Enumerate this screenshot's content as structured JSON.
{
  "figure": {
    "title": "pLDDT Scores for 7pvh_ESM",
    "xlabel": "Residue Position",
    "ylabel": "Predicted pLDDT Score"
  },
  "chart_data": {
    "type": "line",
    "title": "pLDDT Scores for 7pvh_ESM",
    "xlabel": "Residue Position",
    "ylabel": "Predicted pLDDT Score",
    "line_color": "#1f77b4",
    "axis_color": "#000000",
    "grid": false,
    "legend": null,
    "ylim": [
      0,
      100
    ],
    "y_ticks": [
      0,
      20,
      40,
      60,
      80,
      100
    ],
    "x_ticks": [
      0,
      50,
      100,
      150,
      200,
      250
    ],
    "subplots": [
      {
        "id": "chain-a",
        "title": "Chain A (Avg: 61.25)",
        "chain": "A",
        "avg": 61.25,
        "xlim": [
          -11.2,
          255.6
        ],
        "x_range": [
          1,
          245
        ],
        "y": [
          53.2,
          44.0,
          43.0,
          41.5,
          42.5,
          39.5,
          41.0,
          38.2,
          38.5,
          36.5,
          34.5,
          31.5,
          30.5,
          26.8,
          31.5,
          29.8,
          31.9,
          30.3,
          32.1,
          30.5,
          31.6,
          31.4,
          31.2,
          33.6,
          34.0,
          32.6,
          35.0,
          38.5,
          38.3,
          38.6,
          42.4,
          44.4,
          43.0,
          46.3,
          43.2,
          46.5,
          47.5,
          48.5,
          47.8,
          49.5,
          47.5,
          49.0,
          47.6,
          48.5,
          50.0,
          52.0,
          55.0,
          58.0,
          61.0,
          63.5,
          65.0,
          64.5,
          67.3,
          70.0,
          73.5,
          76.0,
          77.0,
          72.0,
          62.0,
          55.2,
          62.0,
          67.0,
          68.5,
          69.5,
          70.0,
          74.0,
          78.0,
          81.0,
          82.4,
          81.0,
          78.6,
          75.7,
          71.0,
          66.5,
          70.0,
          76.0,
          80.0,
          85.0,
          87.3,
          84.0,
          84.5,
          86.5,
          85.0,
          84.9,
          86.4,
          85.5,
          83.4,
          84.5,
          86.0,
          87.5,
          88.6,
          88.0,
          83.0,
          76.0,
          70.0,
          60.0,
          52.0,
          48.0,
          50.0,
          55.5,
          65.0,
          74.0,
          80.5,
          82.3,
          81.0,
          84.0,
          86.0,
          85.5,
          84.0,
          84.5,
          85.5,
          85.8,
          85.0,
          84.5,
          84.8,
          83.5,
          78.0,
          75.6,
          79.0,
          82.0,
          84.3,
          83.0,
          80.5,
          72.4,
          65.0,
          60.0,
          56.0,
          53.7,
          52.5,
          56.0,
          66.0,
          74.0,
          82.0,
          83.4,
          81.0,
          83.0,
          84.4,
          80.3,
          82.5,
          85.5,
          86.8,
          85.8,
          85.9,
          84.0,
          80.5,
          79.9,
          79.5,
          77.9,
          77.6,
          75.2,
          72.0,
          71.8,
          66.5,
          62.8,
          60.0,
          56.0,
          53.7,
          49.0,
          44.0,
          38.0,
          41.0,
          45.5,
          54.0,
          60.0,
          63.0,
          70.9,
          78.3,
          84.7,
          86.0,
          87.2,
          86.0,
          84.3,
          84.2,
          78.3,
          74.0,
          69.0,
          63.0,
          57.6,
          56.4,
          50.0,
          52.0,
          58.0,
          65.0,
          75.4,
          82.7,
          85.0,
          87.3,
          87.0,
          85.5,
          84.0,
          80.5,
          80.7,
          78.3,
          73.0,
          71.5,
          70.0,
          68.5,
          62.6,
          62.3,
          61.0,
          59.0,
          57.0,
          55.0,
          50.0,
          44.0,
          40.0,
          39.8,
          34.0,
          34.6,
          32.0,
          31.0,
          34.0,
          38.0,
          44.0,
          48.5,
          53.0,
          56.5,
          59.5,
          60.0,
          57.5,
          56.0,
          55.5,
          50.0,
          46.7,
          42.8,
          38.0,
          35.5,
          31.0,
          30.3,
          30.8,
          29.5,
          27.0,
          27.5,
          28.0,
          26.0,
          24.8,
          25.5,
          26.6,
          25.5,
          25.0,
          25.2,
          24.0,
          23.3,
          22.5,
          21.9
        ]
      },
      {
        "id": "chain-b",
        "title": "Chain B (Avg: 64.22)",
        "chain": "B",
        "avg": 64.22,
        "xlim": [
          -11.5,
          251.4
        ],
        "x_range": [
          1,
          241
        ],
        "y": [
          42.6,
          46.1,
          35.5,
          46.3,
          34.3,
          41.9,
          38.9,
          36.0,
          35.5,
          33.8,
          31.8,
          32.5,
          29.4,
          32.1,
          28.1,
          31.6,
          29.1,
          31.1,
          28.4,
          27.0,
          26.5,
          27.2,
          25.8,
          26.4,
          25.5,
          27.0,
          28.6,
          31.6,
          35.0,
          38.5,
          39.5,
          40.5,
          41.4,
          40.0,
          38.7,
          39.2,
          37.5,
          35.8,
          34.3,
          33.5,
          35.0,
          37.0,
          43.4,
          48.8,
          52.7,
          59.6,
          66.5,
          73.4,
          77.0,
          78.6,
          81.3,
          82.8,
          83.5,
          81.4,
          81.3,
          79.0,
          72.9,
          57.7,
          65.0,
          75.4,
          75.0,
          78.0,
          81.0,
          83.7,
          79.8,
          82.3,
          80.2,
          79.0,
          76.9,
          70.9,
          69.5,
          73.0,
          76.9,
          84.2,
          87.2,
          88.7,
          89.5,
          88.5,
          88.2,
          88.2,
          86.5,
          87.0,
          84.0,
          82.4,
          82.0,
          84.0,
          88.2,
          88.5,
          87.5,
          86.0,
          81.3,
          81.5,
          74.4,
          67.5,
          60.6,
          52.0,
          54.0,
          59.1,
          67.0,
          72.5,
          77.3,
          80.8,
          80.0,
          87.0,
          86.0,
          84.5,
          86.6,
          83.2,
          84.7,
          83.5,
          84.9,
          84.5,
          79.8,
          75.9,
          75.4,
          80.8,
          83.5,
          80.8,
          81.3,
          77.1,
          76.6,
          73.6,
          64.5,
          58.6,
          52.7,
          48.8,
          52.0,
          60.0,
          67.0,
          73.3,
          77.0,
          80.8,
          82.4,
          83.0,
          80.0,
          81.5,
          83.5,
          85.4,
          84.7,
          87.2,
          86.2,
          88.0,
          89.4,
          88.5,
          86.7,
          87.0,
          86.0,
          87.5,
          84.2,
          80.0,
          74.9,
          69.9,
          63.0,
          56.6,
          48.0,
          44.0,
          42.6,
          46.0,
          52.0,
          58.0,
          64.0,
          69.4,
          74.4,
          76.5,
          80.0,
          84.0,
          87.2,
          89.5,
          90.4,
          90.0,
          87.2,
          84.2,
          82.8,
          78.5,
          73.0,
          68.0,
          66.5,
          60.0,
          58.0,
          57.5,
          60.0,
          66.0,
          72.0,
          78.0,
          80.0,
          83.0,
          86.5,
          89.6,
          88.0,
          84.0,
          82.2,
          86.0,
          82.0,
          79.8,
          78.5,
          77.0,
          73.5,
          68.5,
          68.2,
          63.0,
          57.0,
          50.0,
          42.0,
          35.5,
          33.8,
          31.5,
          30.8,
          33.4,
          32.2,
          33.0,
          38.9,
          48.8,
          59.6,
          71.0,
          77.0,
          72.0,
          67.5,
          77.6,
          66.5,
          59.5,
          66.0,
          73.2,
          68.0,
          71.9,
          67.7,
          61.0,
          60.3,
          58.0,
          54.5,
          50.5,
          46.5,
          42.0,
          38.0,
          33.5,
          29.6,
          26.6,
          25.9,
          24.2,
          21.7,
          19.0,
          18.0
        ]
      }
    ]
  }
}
· · ·
Given task:
Would you reproduce the material above in full, exactly as given?

Answer to this exercise:
Enumerate this screenshot's content as structured JSON.
{
  "figure": {
    "title": "pLDDT Scores for 7pvh_ESM",
    "xlabel": "Residue Position",
    "ylabel": "Predicted pLDDT Score"
  },
  "chart_data": {
    "type": "line",
    "title": "pLDDT Scores for 7pvh_ESM",
    "xlabel": "Residue Position",
    "ylabel": "Predicted pLDDT Score",
    "line_color": "#1f77b4",
    "axis_color": "#000000",
    "grid": false,
    "legend": null,
    "ylim": [
      0,
      100
    ],
    "y_ticks": [
      0,
      20,
      40,
      60,
      80,
      100
    ],
    "x_ticks": [
      0,
      50,
      100,
      150,
      200,
      250
    ],
    "subplots": [
      {
        "id": "chain-a",
        "title": "Chain A (Avg: 61.25)",
        "chain": "A",
        "avg": 61.25,
        "xlim": [
          -11.2,
          255.6
        ],
        "x_range": [
          1,
          245
        ],
        "y": [
          53.2,
          44.0,
          43.0,
          41.5,
          42.5,
          39.5,
          41.0,
          38.2,
          38.5,
          36.5,
          34.5,
          31.5,
          30.5,
          26.8,
          31.5,
          29.8,
          31.9,
          30.3,
          32.1,
          30.5,
          31.6,
          31.4,
          31.2,
          33.6,
          34.0,
          32.6,
          35.0,
          38.5,
          38.3,
          38.6,
          42.4,
          44.4,
          43.0,
          46.3,
          43.2,
          46.5,
          47.5,
          48.5,
          47.8,
          49.5,
          47.5,
          49.0,
          47.6,
          48.5,
          50.0,
          52.0,
          55.0,
          58.0,
          61.0,
          63.5,
          65.0,
          64.5,
          67.3,
          70.0,
          73.5,
          76.0,
          77.0,
          72.0,
          62.0,
          55.2,
          62.0,
          67.0,
          68.5,
          69.5,
          70.0,
          74.0,
          78.0,
          81.0,
          82.4,
          81.0,
          78.6,
          75.7,
          71.0,
          66.5,
          70.0,
          76.0,
          80.0,
          85.0,
          87.3,
          84.0,
          84.5,
          86.5,
          85.0,
          84.9,
          86.4,
          85.5,
          83.4,
          84.5,
          86.0,
          87.5,
          88.6,
          88.0,
          83.0,
          76.0,
          70.0,
          60.0,
          52.0,
          48.0,
          50.0,
          55.5,
          65.0,
          74.0,
          80.5,
          82.3,
          81.0,
          84.0,
          86.0,
          85.5,
          84.0,
          84.5,
          85.5,
          85.8,
          85.0,
          84.5,
          84.8,
          83.5,
          78.0,
          75.6,
          79.0,
          82.0,
          84.3,
          83.0,
          80.5,
          72.4,
          65.0,
          60.0,
          56.0,
          53.7,
          52.5,
          56.0,
          66.0,
          74.0,
          82.0,
          83.4,
          81.0,
          83.0,
          84.4,
          80.3,
          82.5,
          85.5,
          86.8,
          85.8,
          85.9,
          84.0,
          80.5,
          79.9,
          79.5,
          77.9,
          77.6,
          75.2,
          72.0,
          71.8,
          66.5,
          62.8,
          60.0,
          56.0,
          53.7,
          49.0,
          44.0,
          38.0,
          41.0,
          45.5,
          54.0,
          60.0,
          63.0,
          70.9,
          78.3,
          84.7,
          86.0,
          87.2,
          86.0,
          84.3,
          84.2,
          78.3,
          74.0,
          69.0,
          63.0,
          57.6,
          56.4,
          50.0,
          52.0,
          58.0,
          65.0,
          75.4,
          82.7,
          85.0,
          87.3,
          87.0,
          85.5,
          84.0,
          80.5,
          80.7,
          78.3,
          73.0,
          71.5,
          70.0,
          68.5,
          62.6,
          62.3,
          61.0,
          59.0,
          57.0,
          55.0,
          50.0,
          44.0,
          40.0,
          39.8,
          34.0,
          34.6,
          32.0,
          31.0,
          34.0,
          38.0,
          44.0,
          48.5,
          53.0,
          56.5,
          59.5,
          60.0,
          57.5,
          56.0,
          55.5,
          50.0,
          46.7,
          42.8,
          38.0,
          35.5,
          31.0,
          30.3,
          30.8,
          29.5,
          27.0,
          27.5,
          28.0,
          26.0,
          24.8,
          25.5,
          26.6,
          25.5,
          25.0,
          25.2,
          24.0,
          23.3,
          22.5,
          21.9
        ]
      },
      {
        "id": "chain-b",
        "title": "Chain B (Avg: 64.22)",
        "chain": "B",
        "avg": 64.22,
        "xlim": [
          -11.5,
          251.4
        ],
        "x_range": [
          1,
          241
        ],
        "y": [
          42.6,
          46.1,
          35.5,
          46.3,
          34.3,
          41.9,
          38.9,
          36.0,
          35.5,
          33.8,
          31.8,
          32.5,
          29.4,
          32.1,
          28.1,
          31.6,
          29.1,
          31.1,
          28.4,
          27.0,
          26.5,
          27.2,
          25.8,
          26.4,
          25.5,
          27.0,
          28.6,
          31.6,
          35.0,
          38.5,
          39.5,
          40.5,
          41.4,
          40.0,
          38.7,
          39.2,
          37.5,
          35.8,
          34.3,
          33.5,
          35.0,
          37.0,
          43.4,
          48.8,
          52.7,
          59.6,
          66.5,
          73.4,
          77.0,
          78.6,
          81.3,
          82.8,
          83.5,
          81.4,
          81.3,
          79.0,
          72.9,
          57.7,
          65.0,
          75.4,
          75.0,
          78.0,
          81.0,
          83.7,
          79.8,
          82.3,
          80.2,
          79.0,
          76.9,
          70.9,
          69.5,
          73.0,
          76.9,
          84.2,
          87.2,
          88.7,
          89.5,
          88.5,
          88.2,
          88.2,
          86.5,
          87.0,
          84.0,
          82.4,
          82.0,
          84.0,
          88.2,
          88.5,
          87.5,
          86.0,
          81.3,
          81.5,
          74.4,
          67.5,
          60.6,
          52.0,
          54.0,
          59.1,
          67.0,
          72.5,
          77.3,
          80.8,
          80.0,
          87.0,
          86.0,
          84.5,
          86.6,
          83.2,
          84.7,
          83.5,
          84.9,
          84.5,
          79.8,
          75.9,
          75.4,
          80.8,
          83.5,
          80.8,
          81.3,
          77.1,
          76.6,
          73.6,
          64.5,
          58.6,
          52.7,
          48.8,
          52.0,
          60.0,
          67.0,
          73.3,
          77.0,
          80.8,
          82.4,
          83.0,
          80.0,
          81.5,
          83.5,
          85.4,
          84.7,
          87.2,
          86.2,
          88.0,
          89.4,
          88.5,
          86.7,
          87.0,
          86.0,
          87.5,
          84.2,
          80.0,
          74.9,
          69.9,
          63.0,
          56.6,
          48.0,
          44.0,
          42.6,
          46.0,
          52.0,
          58.0,
          64.0,
          69.4,
          74.4,
          76.5,
          80.0,
          84.0,
          87.2,
          89.5,
          90.4,
          90.0,
          87.2,
          84.2,
          82.8,
          78.5,
          73.0,
          68.0,
          66.5,
          60.0,
          58.0,
          57.5,
          60.0,
          66.0,
          72.0,
          78.0,
          80.0,
          83.0,
          86.5,
          89.6,
          88.0,
          84.0,
          82.2,
          86.0,
          82.0,
          79.8,
          78.5,
          77.0,
          73.5,
          68.5,
          68.2,
          63.0,
          57.0,
          50.0,
          42.0,
          35.5,
          33.8,
          31.5,
          30.8,
          33.4,
          32.2,
          33.0,
          38.9,
          48.8,
          59.6,
          71.0,
          77.0,
          72.0,
          67.5,
          77.6,
          66.5,
          59.5,
          66.0,
          73.2,
          68.0,
          71.9,
          67.7,
          61.0,
          60.3,
          58.0,
          54.5,
          50.5,
          46.5,
          42.0,
          38.0,
          33.5,
          29.6,
          26.6,
          25.9,
          24.2,
          21.7,
          19.0,
          18.0
        ]
      }
    ]
  }
}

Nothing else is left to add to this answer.